• PROVIDED MATERIAL:
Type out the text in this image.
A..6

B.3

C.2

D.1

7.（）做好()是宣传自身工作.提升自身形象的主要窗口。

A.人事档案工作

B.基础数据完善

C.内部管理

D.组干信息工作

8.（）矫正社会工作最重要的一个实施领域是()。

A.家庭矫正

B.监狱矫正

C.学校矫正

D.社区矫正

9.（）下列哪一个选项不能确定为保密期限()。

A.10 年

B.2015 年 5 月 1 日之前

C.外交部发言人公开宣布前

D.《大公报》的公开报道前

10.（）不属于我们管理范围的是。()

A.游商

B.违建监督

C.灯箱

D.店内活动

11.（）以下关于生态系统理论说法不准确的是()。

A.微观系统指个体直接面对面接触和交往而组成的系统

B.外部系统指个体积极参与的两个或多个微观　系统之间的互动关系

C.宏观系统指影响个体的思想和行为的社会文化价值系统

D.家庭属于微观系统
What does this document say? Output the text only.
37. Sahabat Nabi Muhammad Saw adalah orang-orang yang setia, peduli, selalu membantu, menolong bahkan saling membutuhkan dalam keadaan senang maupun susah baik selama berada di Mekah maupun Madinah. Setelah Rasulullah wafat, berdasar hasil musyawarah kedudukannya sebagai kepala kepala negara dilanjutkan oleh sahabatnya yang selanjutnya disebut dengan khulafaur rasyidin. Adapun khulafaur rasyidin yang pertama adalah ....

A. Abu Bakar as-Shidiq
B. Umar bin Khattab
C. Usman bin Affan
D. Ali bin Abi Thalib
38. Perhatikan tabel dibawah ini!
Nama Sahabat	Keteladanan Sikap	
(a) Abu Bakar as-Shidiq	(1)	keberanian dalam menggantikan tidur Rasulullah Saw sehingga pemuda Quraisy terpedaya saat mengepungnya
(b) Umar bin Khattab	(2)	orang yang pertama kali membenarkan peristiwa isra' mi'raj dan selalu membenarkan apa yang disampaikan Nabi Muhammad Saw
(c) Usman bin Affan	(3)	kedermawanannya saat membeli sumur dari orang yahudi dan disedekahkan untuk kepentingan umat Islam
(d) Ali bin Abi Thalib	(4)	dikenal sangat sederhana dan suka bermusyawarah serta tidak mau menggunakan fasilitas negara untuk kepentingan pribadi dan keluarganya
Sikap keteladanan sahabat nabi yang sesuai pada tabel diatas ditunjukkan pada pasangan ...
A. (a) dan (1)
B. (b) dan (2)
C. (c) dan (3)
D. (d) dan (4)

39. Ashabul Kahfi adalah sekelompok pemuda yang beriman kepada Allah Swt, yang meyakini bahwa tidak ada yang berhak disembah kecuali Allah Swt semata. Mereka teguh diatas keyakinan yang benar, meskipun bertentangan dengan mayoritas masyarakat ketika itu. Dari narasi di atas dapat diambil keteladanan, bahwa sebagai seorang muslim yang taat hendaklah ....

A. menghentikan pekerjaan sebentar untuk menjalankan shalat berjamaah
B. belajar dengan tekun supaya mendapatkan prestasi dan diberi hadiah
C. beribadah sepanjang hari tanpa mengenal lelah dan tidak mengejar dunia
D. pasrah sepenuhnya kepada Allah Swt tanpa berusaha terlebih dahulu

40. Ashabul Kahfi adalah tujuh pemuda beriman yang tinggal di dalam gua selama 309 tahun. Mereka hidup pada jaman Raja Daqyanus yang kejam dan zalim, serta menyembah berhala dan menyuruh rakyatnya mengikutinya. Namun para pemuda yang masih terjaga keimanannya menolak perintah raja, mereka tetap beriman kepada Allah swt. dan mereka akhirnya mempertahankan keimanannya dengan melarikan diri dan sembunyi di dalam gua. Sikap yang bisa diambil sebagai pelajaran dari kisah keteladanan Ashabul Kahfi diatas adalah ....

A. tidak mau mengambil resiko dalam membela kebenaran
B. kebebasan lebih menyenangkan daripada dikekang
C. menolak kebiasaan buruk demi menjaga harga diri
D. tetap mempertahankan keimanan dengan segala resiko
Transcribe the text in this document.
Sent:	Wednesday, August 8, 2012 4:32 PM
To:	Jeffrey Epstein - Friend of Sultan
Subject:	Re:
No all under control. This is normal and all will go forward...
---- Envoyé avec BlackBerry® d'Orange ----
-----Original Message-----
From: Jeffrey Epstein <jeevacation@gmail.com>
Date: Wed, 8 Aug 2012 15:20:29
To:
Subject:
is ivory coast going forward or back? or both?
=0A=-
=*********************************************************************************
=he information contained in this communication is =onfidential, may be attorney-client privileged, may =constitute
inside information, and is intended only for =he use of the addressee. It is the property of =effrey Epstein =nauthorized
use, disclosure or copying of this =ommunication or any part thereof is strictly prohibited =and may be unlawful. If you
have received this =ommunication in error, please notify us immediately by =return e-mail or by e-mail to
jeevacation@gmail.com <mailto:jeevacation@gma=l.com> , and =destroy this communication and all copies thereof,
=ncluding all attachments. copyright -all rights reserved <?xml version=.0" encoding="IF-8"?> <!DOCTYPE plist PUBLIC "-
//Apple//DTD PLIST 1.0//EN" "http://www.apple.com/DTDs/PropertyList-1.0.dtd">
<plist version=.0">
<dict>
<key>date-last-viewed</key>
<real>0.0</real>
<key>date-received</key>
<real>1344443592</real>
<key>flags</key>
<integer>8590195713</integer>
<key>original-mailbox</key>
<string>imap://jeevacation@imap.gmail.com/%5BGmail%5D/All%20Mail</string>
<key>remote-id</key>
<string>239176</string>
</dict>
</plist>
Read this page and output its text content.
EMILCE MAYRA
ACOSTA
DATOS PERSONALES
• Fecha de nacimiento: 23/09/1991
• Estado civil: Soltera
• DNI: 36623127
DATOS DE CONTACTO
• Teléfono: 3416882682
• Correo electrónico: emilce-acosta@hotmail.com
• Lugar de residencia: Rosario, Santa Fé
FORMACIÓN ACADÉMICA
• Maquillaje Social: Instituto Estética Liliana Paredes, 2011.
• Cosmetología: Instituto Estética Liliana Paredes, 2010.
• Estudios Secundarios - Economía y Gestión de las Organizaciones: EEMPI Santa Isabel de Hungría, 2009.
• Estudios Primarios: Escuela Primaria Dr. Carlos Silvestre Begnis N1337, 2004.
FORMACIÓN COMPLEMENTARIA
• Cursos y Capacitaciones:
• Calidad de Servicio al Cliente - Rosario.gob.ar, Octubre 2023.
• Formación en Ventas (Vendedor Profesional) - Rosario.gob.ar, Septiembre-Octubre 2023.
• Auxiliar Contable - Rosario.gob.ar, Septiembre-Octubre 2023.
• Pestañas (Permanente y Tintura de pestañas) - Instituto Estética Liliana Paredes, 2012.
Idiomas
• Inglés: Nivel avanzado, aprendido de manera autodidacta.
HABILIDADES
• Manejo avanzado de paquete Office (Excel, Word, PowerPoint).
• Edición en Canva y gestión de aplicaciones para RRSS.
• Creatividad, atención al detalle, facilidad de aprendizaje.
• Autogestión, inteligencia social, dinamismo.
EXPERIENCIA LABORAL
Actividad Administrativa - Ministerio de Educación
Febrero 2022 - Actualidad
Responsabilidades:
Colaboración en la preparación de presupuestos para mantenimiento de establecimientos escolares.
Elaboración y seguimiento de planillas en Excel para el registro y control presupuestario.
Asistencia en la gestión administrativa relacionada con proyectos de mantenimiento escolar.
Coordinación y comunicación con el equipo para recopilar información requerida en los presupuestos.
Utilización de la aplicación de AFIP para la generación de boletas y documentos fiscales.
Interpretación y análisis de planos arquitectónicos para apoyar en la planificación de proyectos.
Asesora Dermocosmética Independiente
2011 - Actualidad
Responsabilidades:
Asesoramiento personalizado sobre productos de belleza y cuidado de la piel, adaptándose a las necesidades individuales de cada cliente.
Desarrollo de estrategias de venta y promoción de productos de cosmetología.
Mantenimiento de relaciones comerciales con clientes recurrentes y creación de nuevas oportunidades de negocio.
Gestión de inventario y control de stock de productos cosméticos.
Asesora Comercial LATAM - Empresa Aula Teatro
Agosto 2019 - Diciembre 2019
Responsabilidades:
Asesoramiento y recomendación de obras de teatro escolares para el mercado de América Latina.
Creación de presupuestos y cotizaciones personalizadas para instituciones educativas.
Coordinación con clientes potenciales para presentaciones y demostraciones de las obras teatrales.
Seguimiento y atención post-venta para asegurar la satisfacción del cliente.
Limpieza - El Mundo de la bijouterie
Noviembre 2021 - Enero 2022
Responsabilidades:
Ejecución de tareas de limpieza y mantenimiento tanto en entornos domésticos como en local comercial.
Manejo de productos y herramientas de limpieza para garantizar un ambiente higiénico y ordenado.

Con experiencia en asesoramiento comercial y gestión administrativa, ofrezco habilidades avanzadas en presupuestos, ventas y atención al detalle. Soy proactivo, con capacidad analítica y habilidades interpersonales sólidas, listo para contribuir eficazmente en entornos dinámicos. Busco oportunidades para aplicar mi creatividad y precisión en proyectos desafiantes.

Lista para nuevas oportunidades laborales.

• SET TASK:
Gather all lines of the records that include the word "Instituto".

• COMPLETE ANSWER:
• Maquillaje Social: Instituto Estética Liliana Paredes, 2011.
• Cosmetología: Instituto Estética Liliana Paredes, 2010.
• Pestañas (Permanente y Tintura de pestañas) - Instituto Estética Liliana Paredes, 2012.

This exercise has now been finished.